| What you are asked to do |
All entries below are to be set down again, identical to the source.

------ Recorded data ------

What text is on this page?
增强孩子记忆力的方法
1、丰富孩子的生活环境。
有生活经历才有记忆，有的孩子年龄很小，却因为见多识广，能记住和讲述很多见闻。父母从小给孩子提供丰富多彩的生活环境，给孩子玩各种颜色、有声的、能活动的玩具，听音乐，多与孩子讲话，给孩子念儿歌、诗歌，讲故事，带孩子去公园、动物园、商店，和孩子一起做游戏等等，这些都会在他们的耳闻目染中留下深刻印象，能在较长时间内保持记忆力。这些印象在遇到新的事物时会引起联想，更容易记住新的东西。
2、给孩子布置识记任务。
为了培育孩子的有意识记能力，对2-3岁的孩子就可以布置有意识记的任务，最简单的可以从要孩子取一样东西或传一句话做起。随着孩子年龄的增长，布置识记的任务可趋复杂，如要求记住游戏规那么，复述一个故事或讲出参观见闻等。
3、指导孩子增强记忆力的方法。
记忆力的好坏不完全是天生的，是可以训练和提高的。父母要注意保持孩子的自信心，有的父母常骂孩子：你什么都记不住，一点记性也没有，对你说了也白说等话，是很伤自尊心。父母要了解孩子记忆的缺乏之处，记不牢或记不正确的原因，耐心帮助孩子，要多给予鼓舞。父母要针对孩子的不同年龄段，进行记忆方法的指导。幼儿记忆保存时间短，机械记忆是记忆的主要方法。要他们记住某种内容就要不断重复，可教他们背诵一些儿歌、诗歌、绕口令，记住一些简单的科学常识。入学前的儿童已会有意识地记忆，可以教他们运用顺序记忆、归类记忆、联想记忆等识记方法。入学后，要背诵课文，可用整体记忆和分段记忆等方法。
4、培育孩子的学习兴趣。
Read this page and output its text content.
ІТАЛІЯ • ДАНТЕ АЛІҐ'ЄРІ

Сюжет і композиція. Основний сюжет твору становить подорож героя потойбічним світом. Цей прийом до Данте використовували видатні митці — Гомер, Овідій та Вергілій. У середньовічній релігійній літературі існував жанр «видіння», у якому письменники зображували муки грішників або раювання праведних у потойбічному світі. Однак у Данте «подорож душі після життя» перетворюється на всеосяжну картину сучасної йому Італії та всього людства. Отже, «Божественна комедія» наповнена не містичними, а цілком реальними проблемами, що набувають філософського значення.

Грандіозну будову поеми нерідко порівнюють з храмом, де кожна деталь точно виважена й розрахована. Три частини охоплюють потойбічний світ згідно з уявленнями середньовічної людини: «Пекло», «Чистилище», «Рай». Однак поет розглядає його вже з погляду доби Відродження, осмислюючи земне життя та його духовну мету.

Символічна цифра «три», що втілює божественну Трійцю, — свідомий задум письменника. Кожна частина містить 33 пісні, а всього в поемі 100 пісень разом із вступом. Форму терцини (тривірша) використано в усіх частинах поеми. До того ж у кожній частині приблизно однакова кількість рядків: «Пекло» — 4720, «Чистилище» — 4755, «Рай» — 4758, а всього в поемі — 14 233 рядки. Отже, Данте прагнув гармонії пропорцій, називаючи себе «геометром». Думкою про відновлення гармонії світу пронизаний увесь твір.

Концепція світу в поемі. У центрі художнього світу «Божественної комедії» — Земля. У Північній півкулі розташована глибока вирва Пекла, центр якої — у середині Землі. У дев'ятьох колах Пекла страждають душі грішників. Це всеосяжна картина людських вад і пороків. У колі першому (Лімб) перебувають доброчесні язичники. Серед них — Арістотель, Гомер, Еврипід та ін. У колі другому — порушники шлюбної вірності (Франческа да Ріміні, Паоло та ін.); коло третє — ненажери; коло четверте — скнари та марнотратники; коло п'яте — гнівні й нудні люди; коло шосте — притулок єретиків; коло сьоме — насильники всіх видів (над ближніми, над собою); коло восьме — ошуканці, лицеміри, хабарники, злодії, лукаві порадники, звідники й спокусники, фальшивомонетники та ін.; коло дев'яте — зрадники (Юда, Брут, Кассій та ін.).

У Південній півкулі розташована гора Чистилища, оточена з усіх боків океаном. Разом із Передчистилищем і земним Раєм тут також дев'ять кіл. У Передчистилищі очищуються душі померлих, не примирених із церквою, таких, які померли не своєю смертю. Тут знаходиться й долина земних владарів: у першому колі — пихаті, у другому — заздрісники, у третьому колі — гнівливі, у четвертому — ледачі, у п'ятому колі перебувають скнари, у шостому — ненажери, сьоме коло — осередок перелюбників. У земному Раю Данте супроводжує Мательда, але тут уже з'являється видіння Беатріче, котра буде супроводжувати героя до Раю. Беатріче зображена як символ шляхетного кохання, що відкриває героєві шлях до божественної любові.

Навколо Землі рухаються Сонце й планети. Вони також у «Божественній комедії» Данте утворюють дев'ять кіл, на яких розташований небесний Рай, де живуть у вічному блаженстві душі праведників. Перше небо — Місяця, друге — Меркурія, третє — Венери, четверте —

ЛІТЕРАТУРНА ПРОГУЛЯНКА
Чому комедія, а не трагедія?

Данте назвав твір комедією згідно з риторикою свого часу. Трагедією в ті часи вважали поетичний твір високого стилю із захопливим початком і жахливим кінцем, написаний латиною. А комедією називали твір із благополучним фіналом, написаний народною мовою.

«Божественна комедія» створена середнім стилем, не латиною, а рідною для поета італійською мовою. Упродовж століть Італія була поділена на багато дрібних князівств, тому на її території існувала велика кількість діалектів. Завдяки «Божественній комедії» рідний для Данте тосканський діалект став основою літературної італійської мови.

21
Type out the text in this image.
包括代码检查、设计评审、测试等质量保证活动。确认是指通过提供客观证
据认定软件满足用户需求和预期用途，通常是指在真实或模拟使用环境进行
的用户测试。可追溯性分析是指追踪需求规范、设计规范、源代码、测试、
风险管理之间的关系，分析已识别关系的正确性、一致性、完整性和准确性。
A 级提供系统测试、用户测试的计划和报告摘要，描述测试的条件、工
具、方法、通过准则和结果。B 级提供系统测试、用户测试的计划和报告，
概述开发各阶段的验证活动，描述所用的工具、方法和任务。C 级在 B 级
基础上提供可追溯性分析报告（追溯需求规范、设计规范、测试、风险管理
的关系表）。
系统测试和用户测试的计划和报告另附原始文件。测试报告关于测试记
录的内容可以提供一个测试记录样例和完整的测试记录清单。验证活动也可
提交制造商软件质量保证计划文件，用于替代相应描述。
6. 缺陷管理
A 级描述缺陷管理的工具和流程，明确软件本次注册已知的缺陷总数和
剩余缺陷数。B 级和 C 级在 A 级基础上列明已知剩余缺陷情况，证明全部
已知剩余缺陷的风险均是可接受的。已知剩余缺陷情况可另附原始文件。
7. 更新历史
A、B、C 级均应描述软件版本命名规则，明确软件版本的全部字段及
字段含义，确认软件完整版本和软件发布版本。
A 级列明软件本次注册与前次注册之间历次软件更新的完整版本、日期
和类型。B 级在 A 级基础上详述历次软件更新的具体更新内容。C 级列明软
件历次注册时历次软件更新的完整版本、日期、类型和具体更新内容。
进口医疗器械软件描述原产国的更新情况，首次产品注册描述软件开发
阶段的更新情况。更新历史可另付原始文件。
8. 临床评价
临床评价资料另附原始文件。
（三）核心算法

------

| Exercise solution |
What text is on this page?
增强孩子记忆力的方法
1、丰富孩子的生活环境。
有生活经历才有记忆，有的孩子年龄很小，却因为见多识广，能记住和讲述很多见闻。父母从小给孩子提供丰富多彩的生活环境，给孩子玩各种颜色、有声的、能活动的玩具，听音乐，多与孩子讲话，给孩子念儿歌、诗歌，讲故事，带孩子去公园、动物园、商店，和孩子一起做游戏等等，这些都会在他们的耳闻目染中留下深刻印象，能在较长时间内保持记忆力。这些印象在遇到新的事物时会引起联想，更容易记住新的东西。
2、给孩子布置识记任务。
为了培育孩子的有意识记能力，对2-3岁的孩子就可以布置有意识记的任务，最简单的可以从要孩子取一样东西或传一句话做起。随着孩子年龄的增长，布置识记的任务可趋复杂，如要求记住游戏规那么，复述一个故事或讲出参观见闻等。
3、指导孩子增强记忆力的方法。
记忆力的好坏不完全是天生的，是可以训练和提高的。父母要注意保持孩子的自信心，有的父母常骂孩子：你什么都记不住，一点记性也没有，对你说了也白说等话，是很伤自尊心。父母要了解孩子记忆的缺乏之处，记不牢或记不正确的原因，耐心帮助孩子，要多给予鼓舞。父母要针对孩子的不同年龄段，进行记忆方法的指导。幼儿记忆保存时间短，机械记忆是记忆的主要方法。要他们记住某种内容就要不断重复，可教他们背诵一些儿歌、诗歌、绕口令，记住一些简单的科学常识。入学前的儿童已会有意识地记忆，可以教他们运用顺序记忆、归类记忆、联想记忆等识记方法。入学后，要背诵课文，可用整体记忆和分段记忆等方法。
4、培育孩子的学习兴趣。
Read this page and output its text content.
ІТАЛІЯ • ДАНТЕ АЛІҐ'ЄРІ

Сюжет і композиція. Основний сюжет твору становить подорож героя потойбічним світом. Цей прийом до Данте використовували видатні митці — Гомер, Овідій та Вергілій. У середньовічній релігійній літературі існував жанр «видіння», у якому письменники зображували муки грішників або раювання праведних у потойбічному світі. Однак у Данте «подорож душі після життя» перетворюється на всеосяжну картину сучасної йому Італії та всього людства. Отже, «Божественна комедія» наповнена не містичними, а цілком реальними проблемами, що набувають філософського значення.

Грандіозну будову поеми нерідко порівнюють з храмом, де кожна деталь точно виважена й розрахована. Три частини охоплюють потойбічний світ згідно з уявленнями середньовічної людини: «Пекло», «Чистилище», «Рай». Однак поет розглядає його вже з погляду доби Відродження, осмислюючи земне життя та його духовну мету.

Символічна цифра «три», що втілює божественну Трійцю, — свідомий задум письменника. Кожна частина містить 33 пісні, а всього в поемі 100 пісень разом із вступом. Форму терцини (тривірша) використано в усіх частинах поеми. До того ж у кожній частині приблизно однакова кількість рядків: «Пекло» — 4720, «Чистилище» — 4755, «Рай» — 4758, а всього в поемі — 14 233 рядки. Отже, Данте прагнув гармонії пропорцій, називаючи себе «геометром». Думкою про відновлення гармонії світу пронизаний увесь твір.

Концепція світу в поемі. У центрі художнього світу «Божественної комедії» — Земля. У Північній півкулі розташована глибока вирва Пекла, центр якої — у середині Землі. У дев'ятьох колах Пекла страждають душі грішників. Це всеосяжна картина людських вад і пороків. У колі першому (Лімб) перебувають доброчесні язичники. Серед них — Арістотель, Гомер, Еврипід та ін. У колі другому — порушники шлюбної вірності (Франческа да Ріміні, Паоло та ін.); коло третє — ненажери; коло четверте — скнари та марнотратники; коло п'яте — гнівні й нудні люди; коло шосте — притулок єретиків; коло сьоме — насильники всіх видів (над ближніми, над собою); коло восьме — ошуканці, лицеміри, хабарники, злодії, лукаві порадники, звідники й спокусники, фальшивомонетники та ін.; коло дев'яте — зрадники (Юда, Брут, Кассій та ін.).

У Південній півкулі розташована гора Чистилища, оточена з усіх боків океаном. Разом із Передчистилищем і земним Раєм тут також дев'ять кіл. У Передчистилищі очищуються душі померлих, не примирених із церквою, таких, які померли не своєю смертю. Тут знаходиться й долина земних владарів: у першому колі — пихаті, у другому — заздрісники, у третьому колі — гнівливі, у четвертому — ледачі, у п'ятому колі перебувають скнари, у шостому — ненажери, сьоме коло — осередок перелюбників. У земному Раю Данте супроводжує Мательда, але тут уже з'являється видіння Беатріче, котра буде супроводжувати героя до Раю. Беатріче зображена як символ шляхетного кохання, що відкриває героєві шлях до божественної любові.

Навколо Землі рухаються Сонце й планети. Вони також у «Божественній комедії» Данте утворюють дев'ять кіл, на яких розташований небесний Рай, де живуть у вічному блаженстві душі праведників. Перше небо — Місяця, друге — Меркурія, третє — Венери, четверте —

ЛІТЕРАТУРНА ПРОГУЛЯНКА
Чому комедія, а не трагедія?

Данте назвав твір комедією згідно з риторикою свого часу. Трагедією в ті часи вважали поетичний твір високого стилю із захопливим початком і жахливим кінцем, написаний латиною. А комедією називали твір із благополучним фіналом, написаний народною мовою.

«Божественна комедія» створена середнім стилем, не латиною, а рідною для поета італійською мовою. Упродовж століть Італія була поділена на багато дрібних князівств, тому на її території існувала велика кількість діалектів. Завдяки «Божественній комедії» рідний для Данте тосканський діалект став основою літературної італійської мови.

21
Type out the text in this image.
包括代码检查、设计评审、测试等质量保证活动。确认是指通过提供客观证
据认定软件满足用户需求和预期用途，通常是指在真实或模拟使用环境进行
的用户测试。可追溯性分析是指追踪需求规范、设计规范、源代码、测试、
风险管理之间的关系，分析已识别关系的正确性、一致性、完整性和准确性。
A 级提供系统测试、用户测试的计划和报告摘要，描述测试的条件、工
具、方法、通过准则和结果。B 级提供系统测试、用户测试的计划和报告，
概述开发各阶段的验证活动，描述所用的工具、方法和任务。C 级在 B 级
基础上提供可追溯性分析报告（追溯需求规范、设计规范、测试、风险管理
的关系表）。
系统测试和用户测试的计划和报告另附原始文件。测试报告关于测试记
录的内容可以提供一个测试记录样例和完整的测试记录清单。验证活动也可
提交制造商软件质量保证计划文件，用于替代相应描述。
6. 缺陷管理
A 级描述缺陷管理的工具和流程，明确软件本次注册已知的缺陷总数和
剩余缺陷数。B 级和 C 级在 A 级基础上列明已知剩余缺陷情况，证明全部
已知剩余缺陷的风险均是可接受的。已知剩余缺陷情况可另附原始文件。
7. 更新历史
A、B、C 级均应描述软件版本命名规则，明确软件版本的全部字段及
字段含义，确认软件完整版本和软件发布版本。
A 级列明软件本次注册与前次注册之间历次软件更新的完整版本、日期
和类型。B 级在 A 级基础上详述历次软件更新的具体更新内容。C 级列明软
件历次注册时历次软件更新的完整版本、日期、类型和具体更新内容。
进口医疗器械软件描述原产国的更新情况，首次产品注册描述软件开发
阶段的更新情况。更新历史可另付原始文件。
8. 临床评价
临床评价资料另附原始文件。
（三）核心算法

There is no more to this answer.